■ **DIRECTIONS FOR THIS TASK**: Using the entries that follow, count the lines containing the word "title" and give that number by itself.

■ **Collection entries**:
— Start —
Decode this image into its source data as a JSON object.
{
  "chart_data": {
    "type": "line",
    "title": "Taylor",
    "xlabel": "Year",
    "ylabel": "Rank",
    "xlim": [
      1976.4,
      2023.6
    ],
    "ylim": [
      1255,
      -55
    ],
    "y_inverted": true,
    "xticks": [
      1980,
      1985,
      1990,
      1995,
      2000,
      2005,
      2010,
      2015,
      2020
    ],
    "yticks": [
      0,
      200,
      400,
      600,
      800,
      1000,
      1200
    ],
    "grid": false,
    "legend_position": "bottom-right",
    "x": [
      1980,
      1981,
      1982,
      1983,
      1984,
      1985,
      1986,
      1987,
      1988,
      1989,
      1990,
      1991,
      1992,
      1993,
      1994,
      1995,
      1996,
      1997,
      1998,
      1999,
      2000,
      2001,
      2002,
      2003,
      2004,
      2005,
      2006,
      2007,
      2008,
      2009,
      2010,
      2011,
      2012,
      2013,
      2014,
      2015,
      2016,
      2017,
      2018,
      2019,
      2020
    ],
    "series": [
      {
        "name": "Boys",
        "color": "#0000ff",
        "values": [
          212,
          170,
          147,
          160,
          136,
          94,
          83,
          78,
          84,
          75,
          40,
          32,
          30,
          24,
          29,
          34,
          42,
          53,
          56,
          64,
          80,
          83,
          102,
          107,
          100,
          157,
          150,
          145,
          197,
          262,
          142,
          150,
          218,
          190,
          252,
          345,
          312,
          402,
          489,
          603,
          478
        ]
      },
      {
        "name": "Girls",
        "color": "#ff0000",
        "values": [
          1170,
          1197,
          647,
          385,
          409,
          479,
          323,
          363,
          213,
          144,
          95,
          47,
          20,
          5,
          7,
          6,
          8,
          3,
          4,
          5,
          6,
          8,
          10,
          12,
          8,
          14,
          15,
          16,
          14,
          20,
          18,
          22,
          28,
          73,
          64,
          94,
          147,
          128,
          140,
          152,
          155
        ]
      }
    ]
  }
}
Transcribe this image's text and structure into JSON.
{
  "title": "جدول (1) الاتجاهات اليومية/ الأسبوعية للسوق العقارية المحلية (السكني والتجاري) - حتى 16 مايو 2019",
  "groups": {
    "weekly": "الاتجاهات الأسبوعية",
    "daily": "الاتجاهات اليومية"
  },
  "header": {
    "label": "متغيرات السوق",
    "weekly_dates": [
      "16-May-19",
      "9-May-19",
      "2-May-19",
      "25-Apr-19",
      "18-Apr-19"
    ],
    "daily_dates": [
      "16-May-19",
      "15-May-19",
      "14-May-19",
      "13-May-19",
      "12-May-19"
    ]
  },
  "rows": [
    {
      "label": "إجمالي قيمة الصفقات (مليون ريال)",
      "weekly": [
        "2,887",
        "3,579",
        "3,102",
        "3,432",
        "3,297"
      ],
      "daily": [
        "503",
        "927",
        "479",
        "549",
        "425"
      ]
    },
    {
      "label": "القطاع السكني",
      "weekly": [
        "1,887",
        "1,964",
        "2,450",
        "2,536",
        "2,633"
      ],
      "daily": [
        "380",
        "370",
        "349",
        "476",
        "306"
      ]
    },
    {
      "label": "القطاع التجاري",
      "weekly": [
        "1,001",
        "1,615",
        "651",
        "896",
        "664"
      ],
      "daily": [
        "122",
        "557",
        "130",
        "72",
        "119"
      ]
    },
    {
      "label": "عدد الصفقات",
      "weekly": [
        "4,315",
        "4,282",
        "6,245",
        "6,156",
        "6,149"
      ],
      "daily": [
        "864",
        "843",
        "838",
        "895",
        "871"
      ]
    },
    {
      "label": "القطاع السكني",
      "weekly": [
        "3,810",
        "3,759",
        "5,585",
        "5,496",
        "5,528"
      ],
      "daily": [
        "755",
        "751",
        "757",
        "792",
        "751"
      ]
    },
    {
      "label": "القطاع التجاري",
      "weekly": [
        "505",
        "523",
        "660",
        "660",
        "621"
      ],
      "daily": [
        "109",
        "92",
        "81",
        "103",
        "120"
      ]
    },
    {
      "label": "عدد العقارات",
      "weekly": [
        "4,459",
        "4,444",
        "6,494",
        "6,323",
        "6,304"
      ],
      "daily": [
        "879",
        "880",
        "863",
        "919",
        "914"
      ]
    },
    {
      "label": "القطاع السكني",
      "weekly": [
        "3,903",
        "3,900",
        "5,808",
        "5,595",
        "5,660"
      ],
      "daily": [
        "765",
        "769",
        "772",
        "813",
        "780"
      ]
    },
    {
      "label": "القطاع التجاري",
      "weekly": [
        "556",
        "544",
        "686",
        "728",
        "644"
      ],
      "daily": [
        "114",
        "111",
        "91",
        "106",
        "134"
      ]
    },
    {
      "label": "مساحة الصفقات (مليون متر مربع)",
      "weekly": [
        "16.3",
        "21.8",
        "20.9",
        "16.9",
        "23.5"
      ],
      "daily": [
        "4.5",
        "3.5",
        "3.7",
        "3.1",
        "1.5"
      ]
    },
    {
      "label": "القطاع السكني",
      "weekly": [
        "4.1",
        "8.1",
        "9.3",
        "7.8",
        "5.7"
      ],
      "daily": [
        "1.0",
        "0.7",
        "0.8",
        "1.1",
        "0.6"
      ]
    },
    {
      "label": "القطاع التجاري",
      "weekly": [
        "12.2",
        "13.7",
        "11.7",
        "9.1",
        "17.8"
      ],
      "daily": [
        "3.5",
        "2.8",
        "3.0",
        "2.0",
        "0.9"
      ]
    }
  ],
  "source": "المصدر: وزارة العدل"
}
— End —
■ **FINISHED TASK**: 2